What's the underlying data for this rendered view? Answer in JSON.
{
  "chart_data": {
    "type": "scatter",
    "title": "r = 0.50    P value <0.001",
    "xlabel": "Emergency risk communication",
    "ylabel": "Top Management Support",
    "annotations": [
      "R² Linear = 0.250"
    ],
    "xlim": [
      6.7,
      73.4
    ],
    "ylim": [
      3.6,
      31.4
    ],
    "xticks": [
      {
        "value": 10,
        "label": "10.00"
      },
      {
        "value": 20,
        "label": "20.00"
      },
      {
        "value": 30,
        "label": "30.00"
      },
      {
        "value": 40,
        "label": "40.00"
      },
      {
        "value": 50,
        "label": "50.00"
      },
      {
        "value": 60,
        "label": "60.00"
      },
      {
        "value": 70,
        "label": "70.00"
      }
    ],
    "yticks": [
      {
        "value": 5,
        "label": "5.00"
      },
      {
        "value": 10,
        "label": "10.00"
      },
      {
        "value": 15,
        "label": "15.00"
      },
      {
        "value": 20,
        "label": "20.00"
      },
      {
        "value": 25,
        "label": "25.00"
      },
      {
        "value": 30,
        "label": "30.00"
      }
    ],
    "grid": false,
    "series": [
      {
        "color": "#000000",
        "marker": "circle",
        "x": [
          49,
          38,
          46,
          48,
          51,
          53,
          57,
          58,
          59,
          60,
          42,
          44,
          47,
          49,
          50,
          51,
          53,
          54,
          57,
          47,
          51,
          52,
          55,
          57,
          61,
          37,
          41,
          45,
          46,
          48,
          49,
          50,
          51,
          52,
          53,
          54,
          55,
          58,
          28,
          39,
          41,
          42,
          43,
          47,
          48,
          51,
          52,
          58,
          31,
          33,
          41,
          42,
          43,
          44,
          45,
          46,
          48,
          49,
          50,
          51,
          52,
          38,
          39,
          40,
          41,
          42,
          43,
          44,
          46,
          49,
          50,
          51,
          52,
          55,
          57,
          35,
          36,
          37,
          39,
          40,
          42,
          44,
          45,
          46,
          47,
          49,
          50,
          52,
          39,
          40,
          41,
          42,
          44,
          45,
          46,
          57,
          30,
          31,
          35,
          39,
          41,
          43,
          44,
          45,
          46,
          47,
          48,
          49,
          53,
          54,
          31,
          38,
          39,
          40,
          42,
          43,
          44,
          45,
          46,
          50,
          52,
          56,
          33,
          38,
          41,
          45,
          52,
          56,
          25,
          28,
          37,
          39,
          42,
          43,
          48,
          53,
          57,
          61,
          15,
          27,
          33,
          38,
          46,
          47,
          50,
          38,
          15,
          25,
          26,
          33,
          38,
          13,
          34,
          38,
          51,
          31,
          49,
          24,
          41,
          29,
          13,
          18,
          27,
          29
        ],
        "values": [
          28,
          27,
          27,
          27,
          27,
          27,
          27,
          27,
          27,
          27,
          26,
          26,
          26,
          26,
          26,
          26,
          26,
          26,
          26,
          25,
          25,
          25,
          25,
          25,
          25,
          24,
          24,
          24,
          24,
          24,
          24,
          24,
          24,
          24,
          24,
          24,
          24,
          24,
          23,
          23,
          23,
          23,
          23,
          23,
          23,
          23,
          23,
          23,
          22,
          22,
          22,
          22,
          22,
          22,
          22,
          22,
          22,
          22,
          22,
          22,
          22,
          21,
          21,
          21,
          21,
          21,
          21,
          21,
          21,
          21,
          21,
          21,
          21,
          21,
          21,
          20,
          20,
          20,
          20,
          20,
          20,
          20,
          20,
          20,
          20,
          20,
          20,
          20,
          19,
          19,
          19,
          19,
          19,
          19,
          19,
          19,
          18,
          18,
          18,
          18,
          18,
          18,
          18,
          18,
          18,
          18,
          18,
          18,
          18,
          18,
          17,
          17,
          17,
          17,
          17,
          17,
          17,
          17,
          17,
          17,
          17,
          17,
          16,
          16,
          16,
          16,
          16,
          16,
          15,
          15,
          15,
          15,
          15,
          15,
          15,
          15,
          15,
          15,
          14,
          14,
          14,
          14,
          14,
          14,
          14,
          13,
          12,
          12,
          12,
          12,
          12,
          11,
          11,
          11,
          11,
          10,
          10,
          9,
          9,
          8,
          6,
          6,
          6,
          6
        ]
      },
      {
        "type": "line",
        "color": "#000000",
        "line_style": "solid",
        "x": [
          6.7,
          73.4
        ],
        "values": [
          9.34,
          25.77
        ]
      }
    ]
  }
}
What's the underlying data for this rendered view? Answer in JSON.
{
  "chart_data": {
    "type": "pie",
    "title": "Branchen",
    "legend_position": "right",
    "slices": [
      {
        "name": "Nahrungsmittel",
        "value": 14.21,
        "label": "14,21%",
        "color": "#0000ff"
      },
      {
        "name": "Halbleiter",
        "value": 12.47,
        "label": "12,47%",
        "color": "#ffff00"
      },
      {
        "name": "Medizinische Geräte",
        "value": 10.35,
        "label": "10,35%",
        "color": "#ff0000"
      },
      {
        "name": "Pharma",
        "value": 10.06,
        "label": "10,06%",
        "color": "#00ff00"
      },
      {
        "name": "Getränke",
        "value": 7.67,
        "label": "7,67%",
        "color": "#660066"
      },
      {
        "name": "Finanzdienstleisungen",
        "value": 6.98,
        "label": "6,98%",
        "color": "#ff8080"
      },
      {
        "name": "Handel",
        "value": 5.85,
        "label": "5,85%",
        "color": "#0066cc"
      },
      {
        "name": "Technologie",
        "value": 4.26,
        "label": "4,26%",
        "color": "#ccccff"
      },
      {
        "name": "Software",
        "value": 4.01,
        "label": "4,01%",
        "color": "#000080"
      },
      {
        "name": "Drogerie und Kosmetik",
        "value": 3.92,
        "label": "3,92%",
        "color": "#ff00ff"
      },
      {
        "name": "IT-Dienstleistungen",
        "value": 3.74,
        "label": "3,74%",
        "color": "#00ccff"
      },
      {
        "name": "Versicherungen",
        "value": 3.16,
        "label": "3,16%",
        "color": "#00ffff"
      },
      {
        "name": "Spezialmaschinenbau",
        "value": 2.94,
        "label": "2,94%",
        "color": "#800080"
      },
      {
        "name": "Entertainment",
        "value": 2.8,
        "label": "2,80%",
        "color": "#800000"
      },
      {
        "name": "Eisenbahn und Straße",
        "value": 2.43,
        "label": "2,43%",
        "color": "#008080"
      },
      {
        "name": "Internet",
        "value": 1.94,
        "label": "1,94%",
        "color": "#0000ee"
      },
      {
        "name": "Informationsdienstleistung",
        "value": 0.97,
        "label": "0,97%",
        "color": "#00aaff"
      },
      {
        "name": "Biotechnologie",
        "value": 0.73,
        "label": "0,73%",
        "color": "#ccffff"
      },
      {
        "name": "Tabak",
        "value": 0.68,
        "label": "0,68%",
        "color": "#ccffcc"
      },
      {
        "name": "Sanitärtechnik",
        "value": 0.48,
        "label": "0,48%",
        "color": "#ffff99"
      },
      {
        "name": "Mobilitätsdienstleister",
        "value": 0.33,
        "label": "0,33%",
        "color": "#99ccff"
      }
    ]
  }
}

━━━━

> [Stated problem] Reproduce the full set of records precisely.

> [Exercise answer]
What's the underlying data for this rendered view? Answer in JSON.
{
  "chart_data": {
    "type": "scatter",
    "title": "r = 0.50    P value <0.001",
    "xlabel": "Emergency risk communication",
    "ylabel": "Top Management Support",
    "annotations": [
      "R² Linear = 0.250"
    ],
    "xlim": [
      6.7,
      73.4
    ],
    "ylim": [
      3.6,
      31.4
    ],
    "xticks": [
      {
        "value": 10,
        "label": "10.00"
      },
      {
        "value": 20,
        "label": "20.00"
      },
      {
        "value": 30,
        "label": "30.00"
      },
      {
        "value": 40,
        "label": "40.00"
      },
      {
        "value": 50,
        "label": "50.00"
      },
      {
        "value": 60,
        "label": "60.00"
      },
      {
        "value": 70,
        "label": "70.00"
      }
    ],
    "yticks": [
      {
        "value": 5,
        "label": "5.00"
      },
      {
        "value": 10,
        "label": "10.00"
      },
      {
        "value": 15,
        "label": "15.00"
      },
      {
        "value": 20,
        "label": "20.00"
      },
      {
        "value": 25,
        "label": "25.00"
      },
      {
        "value": 30,
        "label": "30.00"
      }
    ],
    "grid": false,
    "series": [
      {
        "color": "#000000",
        "marker": "circle",
        "x": [
          49,
          38,
          46,
          48,
          51,
          53,
          57,
          58,
          59,
          60,
          42,
          44,
          47,
          49,
          50,
          51,
          53,
          54,
          57,
          47,
          51,
          52,
          55,
          57,
          61,
          37,
          41,
          45,
          46,
          48,
          49,
          50,
          51,
          52,
          53,
          54,
          55,
          58,
          28,
          39,
          41,
          42,
          43,
          47,
          48,
          51,
          52,
          58,
          31,
          33,
          41,
          42,
          43,
          44,
          45,
          46,
          48,
          49,
          50,
          51,
          52,
          38,
          39,
          40,
          41,
          42,
          43,
          44,
          46,
          49,
          50,
          51,
          52,
          55,
          57,
          35,
          36,
          37,
          39,
          40,
          42,
          44,
          45,
          46,
          47,
          49,
          50,
          52,
          39,
          40,
          41,
          42,
          44,
          45,
          46,
          57,
          30,
          31,
          35,
          39,
          41,
          43,
          44,
          45,
          46,
          47,
          48,
          49,
          53,
          54,
          31,
          38,
          39,
          40,
          42,
          43,
          44,
          45,
          46,
          50,
          52,
          56,
          33,
          38,
          41,
          45,
          52,
          56,
          25,
          28,
          37,
          39,
          42,
          43,
          48,
          53,
          57,
          61,
          15,
          27,
          33,
          38,
          46,
          47,
          50,
          38,
          15,
          25,
          26,
          33,
          38,
          13,
          34,
          38,
          51,
          31,
          49,
          24,
          41,
          29,
          13,
          18,
          27,
          29
        ],
        "values": [
          28,
          27,
          27,
          27,
          27,
          27,
          27,
          27,
          27,
          27,
          26,
          26,
          26,
          26,
          26,
          26,
          26,
          26,
          26,
          25,
          25,
          25,
          25,
          25,
          25,
          24,
          24,
          24,
          24,
          24,
          24,
          24,
          24,
          24,
          24,
          24,
          24,
          24,
          23,
          23,
          23,
          23,
          23,
          23,
          23,
          23,
          23,
          23,
          22,
          22,
          22,
          22,
          22,
          22,
          22,
          22,
          22,
          22,
          22,
          22,
          22,
          21,
          21,
          21,
          21,
          21,
          21,
          21,
          21,
          21,
          21,
          21,
          21,
          21,
          21,
          20,
          20,
          20,
          20,
          20,
          20,
          20,
          20,
          20,
          20,
          20,
          20,
          20,
          19,
          19,
          19,
          19,
          19,
          19,
          19,
          19,
          18,
          18,
          18,
          18,
          18,
          18,
          18,
          18,
          18,
          18,
          18,
          18,
          18,
          18,
          17,
          17,
          17,
          17,
          17,
          17,
          17,
          17,
          17,
          17,
          17,
          17,
          16,
          16,
          16,
          16,
          16,
          16,
          15,
          15,
          15,
          15,
          15,
          15,
          15,
          15,
          15,
          15,
          14,
          14,
          14,
          14,
          14,
          14,
          14,
          13,
          12,
          12,
          12,
          12,
          12,
          11,
          11,
          11,
          11,
          10,
          10,
          9,
          9,
          8,
          6,
          6,
          6,
          6
        ]
      },
      {
        "type": "line",
        "color": "#000000",
        "line_style": "solid",
        "x": [
          6.7,
          73.4
        ],
        "values": [
          9.34,
          25.77
        ]
      }
    ]
  }
}
What's the underlying data for this rendered view? Answer in JSON.
{
  "chart_data": {
    "type": "pie",
    "title": "Branchen",
    "legend_position": "right",
    "slices": [
      {
        "name": "Nahrungsmittel",
        "value": 14.21,
        "label": "14,21%",
        "color": "#0000ff"
      },
      {
        "name": "Halbleiter",
        "value": 12.47,
        "label": "12,47%",
        "color": "#ffff00"
      },
      {
        "name": "Medizinische Geräte",
        "value": 10.35,
        "label": "10,35%",
        "color": "#ff0000"
      },
      {
        "name": "Pharma",
        "value": 10.06,
        "label": "10,06%",
        "color": "#00ff00"
      },
      {
        "name": "Getränke",
        "value": 7.67,
        "label": "7,67%",
        "color": "#660066"
      },
      {
        "name": "Finanzdienstleisungen",
        "value": 6.98,
        "label": "6,98%",
        "color": "#ff8080"
      },
      {
        "name": "Handel",
        "value": 5.85,
        "label": "5,85%",
        "color": "#0066cc"
      },
      {
        "name": "Technologie",
        "value": 4.26,
        "label": "4,26%",
        "color": "#ccccff"
      },
      {
        "name": "Software",
        "value": 4.01,
        "label": "4,01%",
        "color": "#000080"
      },
      {
        "name": "Drogerie und Kosmetik",
        "value": 3.92,
        "label": "3,92%",
        "color": "#ff00ff"
      },
      {
        "name": "IT-Dienstleistungen",
        "value": 3.74,
        "label": "3,74%",
        "color": "#00ccff"
      },
      {
        "name": "Versicherungen",
        "value": 3.16,
        "label": "3,16%",
        "color": "#00ffff"
      },
      {
        "name": "Spezialmaschinenbau",
        "value": 2.94,
        "label": "2,94%",
        "color": "#800080"
      },
      {
        "name": "Entertainment",
        "value": 2.8,
        "label": "2,80%",
        "color": "#800000"
      },
      {
        "name": "Eisenbahn und Straße",
        "value": 2.43,
        "label": "2,43%",
        "color": "#008080"
      },
      {
        "name": "Internet",
        "value": 1.94,
        "label": "1,94%",
        "color": "#0000ee"
      },
      {
        "name": "Informationsdienstleistung",
        "value": 0.97,
        "label": "0,97%",
        "color": "#00aaff"
      },
      {
        "name": "Biotechnologie",
        "value": 0.73,
        "label": "0,73%",
        "color": "#ccffff"
      },
      {
        "name": "Tabak",
        "value": 0.68,
        "label": "0,68%",
        "color": "#ccffcc"
      },
      {
        "name": "Sanitärtechnik",
        "value": 0.48,
        "label": "0,48%",
        "color": "#ffff99"
      },
      {
        "name": "Mobilitätsdienstleister",
        "value": 0.33,
        "label": "0,33%",
        "color": "#99ccff"
      }
    ]
  }
}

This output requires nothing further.